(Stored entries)
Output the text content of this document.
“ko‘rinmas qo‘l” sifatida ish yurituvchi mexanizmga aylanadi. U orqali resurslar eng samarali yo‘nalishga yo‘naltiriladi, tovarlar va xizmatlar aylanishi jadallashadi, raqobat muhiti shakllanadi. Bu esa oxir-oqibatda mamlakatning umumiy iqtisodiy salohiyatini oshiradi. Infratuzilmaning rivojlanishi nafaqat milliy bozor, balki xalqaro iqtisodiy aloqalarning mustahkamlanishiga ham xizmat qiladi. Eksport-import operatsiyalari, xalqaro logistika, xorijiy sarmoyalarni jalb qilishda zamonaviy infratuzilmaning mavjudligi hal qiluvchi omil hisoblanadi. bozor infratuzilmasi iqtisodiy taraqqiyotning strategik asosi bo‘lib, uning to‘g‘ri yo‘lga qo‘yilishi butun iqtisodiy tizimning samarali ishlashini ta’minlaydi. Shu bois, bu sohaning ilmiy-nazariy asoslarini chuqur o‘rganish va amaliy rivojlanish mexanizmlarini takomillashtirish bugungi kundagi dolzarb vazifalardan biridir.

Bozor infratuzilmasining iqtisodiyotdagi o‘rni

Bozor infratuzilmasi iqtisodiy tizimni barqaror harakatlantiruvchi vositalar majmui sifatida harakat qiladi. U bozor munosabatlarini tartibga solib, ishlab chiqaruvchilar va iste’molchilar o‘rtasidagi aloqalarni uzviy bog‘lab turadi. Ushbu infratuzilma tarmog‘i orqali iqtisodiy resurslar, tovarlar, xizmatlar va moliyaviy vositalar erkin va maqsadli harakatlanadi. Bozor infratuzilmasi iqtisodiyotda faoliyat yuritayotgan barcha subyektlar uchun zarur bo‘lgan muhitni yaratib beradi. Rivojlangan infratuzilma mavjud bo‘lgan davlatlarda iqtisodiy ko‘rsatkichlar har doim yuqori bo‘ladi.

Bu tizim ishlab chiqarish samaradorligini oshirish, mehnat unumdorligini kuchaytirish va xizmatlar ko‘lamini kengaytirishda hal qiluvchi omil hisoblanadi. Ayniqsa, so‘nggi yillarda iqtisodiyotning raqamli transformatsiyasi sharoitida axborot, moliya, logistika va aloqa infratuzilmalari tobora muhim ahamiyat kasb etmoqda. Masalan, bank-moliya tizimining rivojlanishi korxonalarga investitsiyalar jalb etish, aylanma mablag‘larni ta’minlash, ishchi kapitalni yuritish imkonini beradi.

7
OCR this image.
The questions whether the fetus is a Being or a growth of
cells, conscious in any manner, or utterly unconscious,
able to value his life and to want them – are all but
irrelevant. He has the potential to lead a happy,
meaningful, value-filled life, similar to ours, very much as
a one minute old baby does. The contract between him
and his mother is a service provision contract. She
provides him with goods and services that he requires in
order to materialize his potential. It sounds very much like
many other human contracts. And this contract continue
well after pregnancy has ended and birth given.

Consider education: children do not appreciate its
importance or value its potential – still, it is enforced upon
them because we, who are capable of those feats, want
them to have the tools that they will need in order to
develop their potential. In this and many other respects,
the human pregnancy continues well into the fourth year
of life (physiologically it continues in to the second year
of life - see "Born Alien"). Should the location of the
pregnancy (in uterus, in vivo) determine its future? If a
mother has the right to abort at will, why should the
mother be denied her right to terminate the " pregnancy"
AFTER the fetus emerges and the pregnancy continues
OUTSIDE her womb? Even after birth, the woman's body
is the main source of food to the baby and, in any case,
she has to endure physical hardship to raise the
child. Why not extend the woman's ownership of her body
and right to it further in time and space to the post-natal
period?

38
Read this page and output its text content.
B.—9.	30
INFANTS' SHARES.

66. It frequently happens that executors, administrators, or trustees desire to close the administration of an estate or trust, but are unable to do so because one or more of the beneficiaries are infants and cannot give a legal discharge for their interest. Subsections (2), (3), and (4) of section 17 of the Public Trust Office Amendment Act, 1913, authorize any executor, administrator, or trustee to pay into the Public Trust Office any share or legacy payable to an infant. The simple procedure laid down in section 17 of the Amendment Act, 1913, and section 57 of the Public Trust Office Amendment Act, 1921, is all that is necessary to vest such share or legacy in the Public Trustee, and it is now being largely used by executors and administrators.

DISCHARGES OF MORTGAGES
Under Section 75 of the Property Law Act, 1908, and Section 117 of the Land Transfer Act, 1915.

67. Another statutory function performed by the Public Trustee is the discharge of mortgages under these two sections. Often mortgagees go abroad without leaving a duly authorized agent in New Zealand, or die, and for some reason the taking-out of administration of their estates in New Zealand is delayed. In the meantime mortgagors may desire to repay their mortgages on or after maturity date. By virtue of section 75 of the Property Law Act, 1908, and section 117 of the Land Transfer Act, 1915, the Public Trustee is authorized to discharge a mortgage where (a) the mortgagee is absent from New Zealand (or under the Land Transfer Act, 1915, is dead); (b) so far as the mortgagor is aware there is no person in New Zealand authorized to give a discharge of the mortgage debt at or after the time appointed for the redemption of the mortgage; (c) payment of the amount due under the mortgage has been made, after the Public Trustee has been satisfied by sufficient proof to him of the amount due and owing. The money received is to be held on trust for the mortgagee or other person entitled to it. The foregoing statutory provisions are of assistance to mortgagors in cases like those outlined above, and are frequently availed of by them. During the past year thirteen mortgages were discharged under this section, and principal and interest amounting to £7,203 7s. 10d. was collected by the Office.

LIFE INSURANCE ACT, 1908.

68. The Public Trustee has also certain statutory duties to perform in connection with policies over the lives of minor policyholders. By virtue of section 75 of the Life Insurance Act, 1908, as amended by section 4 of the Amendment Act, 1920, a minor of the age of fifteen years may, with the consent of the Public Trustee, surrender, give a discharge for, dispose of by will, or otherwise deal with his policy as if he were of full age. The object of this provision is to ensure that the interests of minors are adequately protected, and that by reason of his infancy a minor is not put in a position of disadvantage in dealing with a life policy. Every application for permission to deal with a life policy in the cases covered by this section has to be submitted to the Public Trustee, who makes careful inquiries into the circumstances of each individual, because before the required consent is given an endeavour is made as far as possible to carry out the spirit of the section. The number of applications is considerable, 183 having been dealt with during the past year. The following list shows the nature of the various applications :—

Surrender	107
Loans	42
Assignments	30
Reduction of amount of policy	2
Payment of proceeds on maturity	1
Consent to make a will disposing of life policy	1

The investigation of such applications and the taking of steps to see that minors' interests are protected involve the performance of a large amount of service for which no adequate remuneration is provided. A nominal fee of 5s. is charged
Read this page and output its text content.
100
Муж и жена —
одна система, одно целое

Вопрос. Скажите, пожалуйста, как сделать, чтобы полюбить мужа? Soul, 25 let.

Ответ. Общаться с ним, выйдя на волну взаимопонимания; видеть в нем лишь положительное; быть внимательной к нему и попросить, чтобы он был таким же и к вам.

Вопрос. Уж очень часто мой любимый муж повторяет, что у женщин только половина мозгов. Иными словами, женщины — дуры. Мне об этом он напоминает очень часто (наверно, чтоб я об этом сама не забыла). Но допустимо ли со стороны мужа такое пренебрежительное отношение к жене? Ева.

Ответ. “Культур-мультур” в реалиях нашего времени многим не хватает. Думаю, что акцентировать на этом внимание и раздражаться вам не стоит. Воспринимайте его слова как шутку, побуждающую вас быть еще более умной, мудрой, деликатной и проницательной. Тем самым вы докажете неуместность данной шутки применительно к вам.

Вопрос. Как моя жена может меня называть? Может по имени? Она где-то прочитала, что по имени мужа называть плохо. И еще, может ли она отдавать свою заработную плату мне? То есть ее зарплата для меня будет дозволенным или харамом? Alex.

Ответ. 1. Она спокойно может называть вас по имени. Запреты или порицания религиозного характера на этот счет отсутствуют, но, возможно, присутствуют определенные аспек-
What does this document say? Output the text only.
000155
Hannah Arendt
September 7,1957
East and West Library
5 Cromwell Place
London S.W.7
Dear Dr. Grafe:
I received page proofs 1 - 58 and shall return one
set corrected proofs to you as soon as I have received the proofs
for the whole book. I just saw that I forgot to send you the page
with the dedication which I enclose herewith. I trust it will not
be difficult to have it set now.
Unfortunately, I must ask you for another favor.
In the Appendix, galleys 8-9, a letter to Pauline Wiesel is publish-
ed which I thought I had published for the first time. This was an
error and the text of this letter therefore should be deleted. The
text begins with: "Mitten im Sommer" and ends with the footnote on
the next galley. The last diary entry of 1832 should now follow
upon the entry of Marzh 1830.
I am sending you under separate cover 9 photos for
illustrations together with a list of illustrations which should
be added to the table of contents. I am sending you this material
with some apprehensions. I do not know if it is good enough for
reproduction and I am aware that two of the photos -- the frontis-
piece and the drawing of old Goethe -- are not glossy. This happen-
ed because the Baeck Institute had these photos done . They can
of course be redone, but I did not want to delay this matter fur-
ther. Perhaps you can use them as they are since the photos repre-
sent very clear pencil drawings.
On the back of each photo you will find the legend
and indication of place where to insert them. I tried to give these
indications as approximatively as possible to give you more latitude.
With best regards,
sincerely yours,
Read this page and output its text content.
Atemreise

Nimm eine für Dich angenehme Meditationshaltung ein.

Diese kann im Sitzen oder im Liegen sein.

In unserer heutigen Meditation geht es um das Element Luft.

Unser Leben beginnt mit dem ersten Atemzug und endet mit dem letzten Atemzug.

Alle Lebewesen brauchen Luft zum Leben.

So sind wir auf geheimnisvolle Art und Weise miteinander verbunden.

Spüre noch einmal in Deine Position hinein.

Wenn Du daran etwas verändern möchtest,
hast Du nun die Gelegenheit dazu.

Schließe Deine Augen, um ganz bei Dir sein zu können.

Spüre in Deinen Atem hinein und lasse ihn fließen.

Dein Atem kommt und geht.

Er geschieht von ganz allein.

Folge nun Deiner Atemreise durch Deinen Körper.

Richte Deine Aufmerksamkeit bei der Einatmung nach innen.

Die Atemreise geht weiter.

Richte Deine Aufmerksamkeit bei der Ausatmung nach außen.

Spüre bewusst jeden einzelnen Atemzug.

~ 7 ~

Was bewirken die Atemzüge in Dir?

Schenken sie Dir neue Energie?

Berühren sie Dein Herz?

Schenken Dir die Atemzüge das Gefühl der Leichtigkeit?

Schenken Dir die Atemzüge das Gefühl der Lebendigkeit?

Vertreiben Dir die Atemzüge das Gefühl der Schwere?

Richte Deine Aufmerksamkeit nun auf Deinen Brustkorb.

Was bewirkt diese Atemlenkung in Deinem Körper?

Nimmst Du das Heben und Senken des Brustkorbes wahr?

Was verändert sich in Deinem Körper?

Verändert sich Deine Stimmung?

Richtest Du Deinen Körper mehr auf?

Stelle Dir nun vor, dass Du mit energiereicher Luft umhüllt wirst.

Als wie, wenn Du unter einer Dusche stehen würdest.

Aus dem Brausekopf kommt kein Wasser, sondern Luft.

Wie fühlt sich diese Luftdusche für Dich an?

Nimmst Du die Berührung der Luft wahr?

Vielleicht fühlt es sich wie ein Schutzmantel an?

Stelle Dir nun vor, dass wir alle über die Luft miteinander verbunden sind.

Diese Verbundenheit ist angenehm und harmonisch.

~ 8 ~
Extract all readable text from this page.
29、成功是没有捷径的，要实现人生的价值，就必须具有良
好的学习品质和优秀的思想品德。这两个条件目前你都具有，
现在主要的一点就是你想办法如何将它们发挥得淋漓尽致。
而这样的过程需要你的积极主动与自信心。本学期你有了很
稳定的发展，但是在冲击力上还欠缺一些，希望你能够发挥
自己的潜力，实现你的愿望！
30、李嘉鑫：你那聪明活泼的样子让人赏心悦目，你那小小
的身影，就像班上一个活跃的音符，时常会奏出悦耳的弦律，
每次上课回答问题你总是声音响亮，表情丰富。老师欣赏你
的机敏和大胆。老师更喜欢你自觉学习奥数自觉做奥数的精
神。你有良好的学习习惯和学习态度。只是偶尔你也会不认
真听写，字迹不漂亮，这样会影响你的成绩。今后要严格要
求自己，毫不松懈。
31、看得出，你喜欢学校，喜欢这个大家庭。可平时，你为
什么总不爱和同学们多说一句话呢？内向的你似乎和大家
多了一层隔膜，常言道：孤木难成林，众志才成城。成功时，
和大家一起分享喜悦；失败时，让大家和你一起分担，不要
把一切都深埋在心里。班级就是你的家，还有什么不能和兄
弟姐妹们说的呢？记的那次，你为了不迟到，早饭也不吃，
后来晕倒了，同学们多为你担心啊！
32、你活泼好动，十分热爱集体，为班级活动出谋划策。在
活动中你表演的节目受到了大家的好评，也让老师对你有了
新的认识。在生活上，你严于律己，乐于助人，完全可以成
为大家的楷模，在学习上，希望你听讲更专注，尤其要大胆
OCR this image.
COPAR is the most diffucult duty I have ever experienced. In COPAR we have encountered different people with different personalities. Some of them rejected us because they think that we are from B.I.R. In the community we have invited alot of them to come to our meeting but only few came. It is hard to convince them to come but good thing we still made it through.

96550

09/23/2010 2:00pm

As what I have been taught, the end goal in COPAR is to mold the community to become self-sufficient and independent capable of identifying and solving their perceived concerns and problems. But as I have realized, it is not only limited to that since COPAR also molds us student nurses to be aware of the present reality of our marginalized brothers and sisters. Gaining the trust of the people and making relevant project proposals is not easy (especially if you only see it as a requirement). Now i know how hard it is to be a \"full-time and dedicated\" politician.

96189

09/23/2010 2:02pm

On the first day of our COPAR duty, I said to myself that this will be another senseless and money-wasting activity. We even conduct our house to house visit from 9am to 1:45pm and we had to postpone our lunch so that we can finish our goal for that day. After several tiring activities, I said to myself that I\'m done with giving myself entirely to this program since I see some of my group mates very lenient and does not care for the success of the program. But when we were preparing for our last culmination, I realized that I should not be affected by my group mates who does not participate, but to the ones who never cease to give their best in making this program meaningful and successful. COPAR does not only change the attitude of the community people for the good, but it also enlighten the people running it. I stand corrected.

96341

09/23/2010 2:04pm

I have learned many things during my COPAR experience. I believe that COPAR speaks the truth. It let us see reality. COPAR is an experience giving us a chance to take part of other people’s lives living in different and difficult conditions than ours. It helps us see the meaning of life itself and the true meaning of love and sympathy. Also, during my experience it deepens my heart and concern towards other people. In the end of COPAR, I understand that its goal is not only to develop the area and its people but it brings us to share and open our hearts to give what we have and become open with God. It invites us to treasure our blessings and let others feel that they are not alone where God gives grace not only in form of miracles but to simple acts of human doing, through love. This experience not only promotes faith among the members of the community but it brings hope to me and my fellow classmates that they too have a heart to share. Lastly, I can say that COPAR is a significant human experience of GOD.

CHALLENGE:
Work through the data and report how many of its lines hold the word "kommt", giving only the figure.

RESULT OF THIS EXERCISE:
2